DO THIS: The records below are to be repeated in full, exactly as they are.

** START GIVEN INFORMATION **

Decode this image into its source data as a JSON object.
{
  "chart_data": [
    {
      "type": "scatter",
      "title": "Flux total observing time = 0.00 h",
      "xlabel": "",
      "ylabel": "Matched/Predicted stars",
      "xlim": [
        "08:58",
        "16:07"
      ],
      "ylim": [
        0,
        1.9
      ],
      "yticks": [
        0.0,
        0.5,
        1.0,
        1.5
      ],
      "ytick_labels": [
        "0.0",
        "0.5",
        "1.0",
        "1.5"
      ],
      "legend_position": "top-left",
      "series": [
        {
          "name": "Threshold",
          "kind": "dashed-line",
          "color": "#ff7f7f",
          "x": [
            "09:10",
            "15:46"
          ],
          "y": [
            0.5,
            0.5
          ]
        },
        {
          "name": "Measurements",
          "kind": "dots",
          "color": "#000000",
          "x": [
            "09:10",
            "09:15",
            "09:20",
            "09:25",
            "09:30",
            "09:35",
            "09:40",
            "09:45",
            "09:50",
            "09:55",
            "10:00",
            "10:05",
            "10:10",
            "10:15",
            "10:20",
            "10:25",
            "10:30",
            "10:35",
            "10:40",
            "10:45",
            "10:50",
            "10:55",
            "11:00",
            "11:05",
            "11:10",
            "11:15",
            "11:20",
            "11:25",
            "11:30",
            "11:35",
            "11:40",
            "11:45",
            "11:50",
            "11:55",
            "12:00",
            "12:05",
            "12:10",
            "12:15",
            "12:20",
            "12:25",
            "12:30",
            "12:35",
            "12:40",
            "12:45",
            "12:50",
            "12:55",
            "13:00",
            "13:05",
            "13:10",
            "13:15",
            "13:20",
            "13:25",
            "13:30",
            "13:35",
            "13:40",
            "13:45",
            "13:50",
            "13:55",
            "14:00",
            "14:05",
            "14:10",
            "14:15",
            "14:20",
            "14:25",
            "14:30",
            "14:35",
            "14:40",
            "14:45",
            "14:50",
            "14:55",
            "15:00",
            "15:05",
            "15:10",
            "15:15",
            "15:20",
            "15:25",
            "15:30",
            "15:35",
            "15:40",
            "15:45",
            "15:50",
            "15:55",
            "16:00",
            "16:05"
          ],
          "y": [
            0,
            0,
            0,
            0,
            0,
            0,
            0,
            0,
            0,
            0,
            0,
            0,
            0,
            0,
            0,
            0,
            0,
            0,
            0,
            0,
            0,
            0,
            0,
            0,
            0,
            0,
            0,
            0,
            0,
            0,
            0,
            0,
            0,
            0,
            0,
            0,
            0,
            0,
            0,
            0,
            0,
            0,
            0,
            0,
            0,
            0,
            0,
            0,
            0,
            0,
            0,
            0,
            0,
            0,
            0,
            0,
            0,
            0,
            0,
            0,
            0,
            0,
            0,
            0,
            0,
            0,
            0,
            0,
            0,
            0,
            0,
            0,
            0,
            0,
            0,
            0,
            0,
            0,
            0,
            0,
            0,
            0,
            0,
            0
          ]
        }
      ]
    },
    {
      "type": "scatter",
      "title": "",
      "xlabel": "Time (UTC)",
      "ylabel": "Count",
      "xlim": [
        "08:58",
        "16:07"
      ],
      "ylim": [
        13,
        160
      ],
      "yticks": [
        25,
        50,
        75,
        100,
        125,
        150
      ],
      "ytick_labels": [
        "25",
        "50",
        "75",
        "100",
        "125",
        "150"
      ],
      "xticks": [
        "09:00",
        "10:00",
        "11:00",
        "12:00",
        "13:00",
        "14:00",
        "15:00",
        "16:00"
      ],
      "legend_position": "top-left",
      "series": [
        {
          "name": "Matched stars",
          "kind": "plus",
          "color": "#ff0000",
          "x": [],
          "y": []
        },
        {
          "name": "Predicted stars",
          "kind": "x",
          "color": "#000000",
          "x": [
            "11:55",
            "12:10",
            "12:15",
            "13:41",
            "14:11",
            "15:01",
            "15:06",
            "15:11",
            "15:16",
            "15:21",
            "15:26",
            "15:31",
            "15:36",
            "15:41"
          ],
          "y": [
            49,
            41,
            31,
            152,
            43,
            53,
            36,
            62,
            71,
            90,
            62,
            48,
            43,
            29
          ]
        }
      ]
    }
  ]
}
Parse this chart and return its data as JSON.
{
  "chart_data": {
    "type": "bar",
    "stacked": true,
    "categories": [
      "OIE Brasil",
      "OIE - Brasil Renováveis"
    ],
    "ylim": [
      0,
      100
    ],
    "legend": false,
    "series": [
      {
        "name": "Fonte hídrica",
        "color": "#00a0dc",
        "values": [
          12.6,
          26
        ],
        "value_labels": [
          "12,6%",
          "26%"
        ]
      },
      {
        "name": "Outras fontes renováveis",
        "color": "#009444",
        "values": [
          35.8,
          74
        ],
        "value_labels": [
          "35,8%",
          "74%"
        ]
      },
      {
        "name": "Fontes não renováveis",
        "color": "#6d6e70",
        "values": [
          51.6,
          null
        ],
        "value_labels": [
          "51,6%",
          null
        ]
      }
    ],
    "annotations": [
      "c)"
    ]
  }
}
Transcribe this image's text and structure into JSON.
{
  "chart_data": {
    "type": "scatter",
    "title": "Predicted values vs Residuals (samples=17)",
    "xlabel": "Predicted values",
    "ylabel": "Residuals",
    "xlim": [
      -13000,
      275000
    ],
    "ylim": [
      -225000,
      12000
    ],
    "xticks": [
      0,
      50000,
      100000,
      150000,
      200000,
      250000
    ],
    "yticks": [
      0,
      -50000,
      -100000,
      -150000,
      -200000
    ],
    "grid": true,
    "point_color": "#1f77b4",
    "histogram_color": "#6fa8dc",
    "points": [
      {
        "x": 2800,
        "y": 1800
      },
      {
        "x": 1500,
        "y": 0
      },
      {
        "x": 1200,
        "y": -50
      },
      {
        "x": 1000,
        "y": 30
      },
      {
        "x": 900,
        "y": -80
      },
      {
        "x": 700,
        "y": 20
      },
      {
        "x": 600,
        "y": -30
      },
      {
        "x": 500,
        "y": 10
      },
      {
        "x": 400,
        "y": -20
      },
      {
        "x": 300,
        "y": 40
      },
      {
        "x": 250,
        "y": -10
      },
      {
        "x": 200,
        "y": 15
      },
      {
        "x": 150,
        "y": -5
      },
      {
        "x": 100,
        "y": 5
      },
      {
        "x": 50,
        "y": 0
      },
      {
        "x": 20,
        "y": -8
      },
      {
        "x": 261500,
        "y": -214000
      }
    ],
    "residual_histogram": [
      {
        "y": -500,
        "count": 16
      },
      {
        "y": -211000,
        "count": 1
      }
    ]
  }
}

** END GIVEN INFORMATION **

WRITTEN ANSWER:
Decode this image into its source data as a JSON object.
{
  "chart_data": [
    {
      "type": "scatter",
      "title": "Flux total observing time = 0.00 h",
      "xlabel": "",
      "ylabel": "Matched/Predicted stars",
      "xlim": [
        "08:58",
        "16:07"
      ],
      "ylim": [
        0,
        1.9
      ],
      "yticks": [
        0.0,
        0.5,
        1.0,
        1.5
      ],
      "ytick_labels": [
        "0.0",
        "0.5",
        "1.0",
        "1.5"
      ],
      "legend_position": "top-left",
      "series": [
        {
          "name": "Threshold",
          "kind": "dashed-line",
          "color": "#ff7f7f",
          "x": [
            "09:10",
            "15:46"
          ],
          "y": [
            0.5,
            0.5
          ]
        },
        {
          "name": "Measurements",
          "kind": "dots",
          "color": "#000000",
          "x": [
            "09:10",
            "09:15",
            "09:20",
            "09:25",
            "09:30",
            "09:35",
            "09:40",
            "09:45",
            "09:50",
            "09:55",
            "10:00",
            "10:05",
            "10:10",
            "10:15",
            "10:20",
            "10:25",
            "10:30",
            "10:35",
            "10:40",
            "10:45",
            "10:50",
            "10:55",
            "11:00",
            "11:05",
            "11:10",
            "11:15",
            "11:20",
            "11:25",
            "11:30",
            "11:35",
            "11:40",
            "11:45",
            "11:50",
            "11:55",
            "12:00",
            "12:05",
            "12:10",
            "12:15",
            "12:20",
            "12:25",
            "12:30",
            "12:35",
            "12:40",
            "12:45",
            "12:50",
            "12:55",
            "13:00",
            "13:05",
            "13:10",
            "13:15",
            "13:20",
            "13:25",
            "13:30",
            "13:35",
            "13:40",
            "13:45",
            "13:50",
            "13:55",
            "14:00",
            "14:05",
            "14:10",
            "14:15",
            "14:20",
            "14:25",
            "14:30",
            "14:35",
            "14:40",
            "14:45",
            "14:50",
            "14:55",
            "15:00",
            "15:05",
            "15:10",
            "15:15",
            "15:20",
            "15:25",
            "15:30",
            "15:35",
            "15:40",
            "15:45",
            "15:50",
            "15:55",
            "16:00",
            "16:05"
          ],
          "y": [
            0,
            0,
            0,
            0,
            0,
            0,
            0,
            0,
            0,
            0,
            0,
            0,
            0,
            0,
            0,
            0,
            0,
            0,
            0,
            0,
            0,
            0,
            0,
            0,
            0,
            0,
            0,
            0,
            0,
            0,
            0,
            0,
            0,
            0,
            0,
            0,
            0,
            0,
            0,
            0,
            0,
            0,
            0,
            0,
            0,
            0,
            0,
            0,
            0,
            0,
            0,
            0,
            0,
            0,
            0,
            0,
            0,
            0,
            0,
            0,
            0,
            0,
            0,
            0,
            0,
            0,
            0,
            0,
            0,
            0,
            0,
            0,
            0,
            0,
            0,
            0,
            0,
            0,
            0,
            0,
            0,
            0,
            0,
            0
          ]
        }
      ]
    },
    {
      "type": "scatter",
      "title": "",
      "xlabel": "Time (UTC)",
      "ylabel": "Count",
      "xlim": [
        "08:58",
        "16:07"
      ],
      "ylim": [
        13,
        160
      ],
      "yticks": [
        25,
        50,
        75,
        100,
        125,
        150
      ],
      "ytick_labels": [
        "25",
        "50",
        "75",
        "100",
        "125",
        "150"
      ],
      "xticks": [
        "09:00",
        "10:00",
        "11:00",
        "12:00",
        "13:00",
        "14:00",
        "15:00",
        "16:00"
      ],
      "legend_position": "top-left",
      "series": [
        {
          "name": "Matched stars",
          "kind": "plus",
          "color": "#ff0000",
          "x": [],
          "y": []
        },
        {
          "name": "Predicted stars",
          "kind": "x",
          "color": "#000000",
          "x": [
            "11:55",
            "12:10",
            "12:15",
            "13:41",
            "14:11",
            "15:01",
            "15:06",
            "15:11",
            "15:16",
            "15:21",
            "15:26",
            "15:31",
            "15:36",
            "15:41"
          ],
          "y": [
            49,
            41,
            31,
            152,
            43,
            53,
            36,
            62,
            71,
            90,
            62,
            48,
            43,
            29
          ]
        }
      ]
    }
  ]
}
Parse this chart and return its data as JSON.
{
  "chart_data": {
    "type": "bar",
    "stacked": true,
    "categories": [
      "OIE Brasil",
      "OIE - Brasil Renováveis"
    ],
    "ylim": [
      0,
      100
    ],
    "legend": false,
    "series": [
      {
        "name": "Fonte hídrica",
        "color": "#00a0dc",
        "values": [
          12.6,
          26
        ],
        "value_labels": [
          "12,6%",
          "26%"
        ]
      },
      {
        "name": "Outras fontes renováveis",
        "color": "#009444",
        "values": [
          35.8,
          74
        ],
        "value_labels": [
          "35,8%",
          "74%"
        ]
      },
      {
        "name": "Fontes não renováveis",
        "color": "#6d6e70",
        "values": [
          51.6,
          null
        ],
        "value_labels": [
          "51,6%",
          null
        ]
      }
    ],
    "annotations": [
      "c)"
    ]
  }
}
Transcribe this image's text and structure into JSON.
{
  "chart_data": {
    "type": "scatter",
    "title": "Predicted values vs Residuals (samples=17)",
    "xlabel": "Predicted values",
    "ylabel": "Residuals",
    "xlim": [
      -13000,
      275000
    ],
    "ylim": [
      -225000,
      12000
    ],
    "xticks": [
      0,
      50000,
      100000,
      150000,
      200000,
      250000
    ],
    "yticks": [
      0,
      -50000,
      -100000,
      -150000,
      -200000
    ],
    "grid": true,
    "point_color": "#1f77b4",
    "histogram_color": "#6fa8dc",
    "points": [
      {
        "x": 2800,
        "y": 1800
      },
      {
        "x": 1500,
        "y": 0
      },
      {
        "x": 1200,
        "y": -50
      },
      {
        "x": 1000,
        "y": 30
      },
      {
        "x": 900,
        "y": -80
      },
      {
        "x": 700,
        "y": 20
      },
      {
        "x": 600,
        "y": -30
      },
      {
        "x": 500,
        "y": 10
      },
      {
        "x": 400,
        "y": -20
      },
      {
        "x": 300,
        "y": 40
      },
      {
        "x": 250,
        "y": -10
      },
      {
        "x": 200,
        "y": 15
      },
      {
        "x": 150,
        "y": -5
      },
      {
        "x": 100,
        "y": 5
      },
      {
        "x": 50,
        "y": 0
      },
      {
        "x": 20,
        "y": -8
      },
      {
        "x": 261500,
        "y": -214000
      }
    ],
    "residual_histogram": [
      {
        "y": -500,
        "count": 16
      },
      {
        "y": -211000,
        "count": 1
      }
    ]
  }
}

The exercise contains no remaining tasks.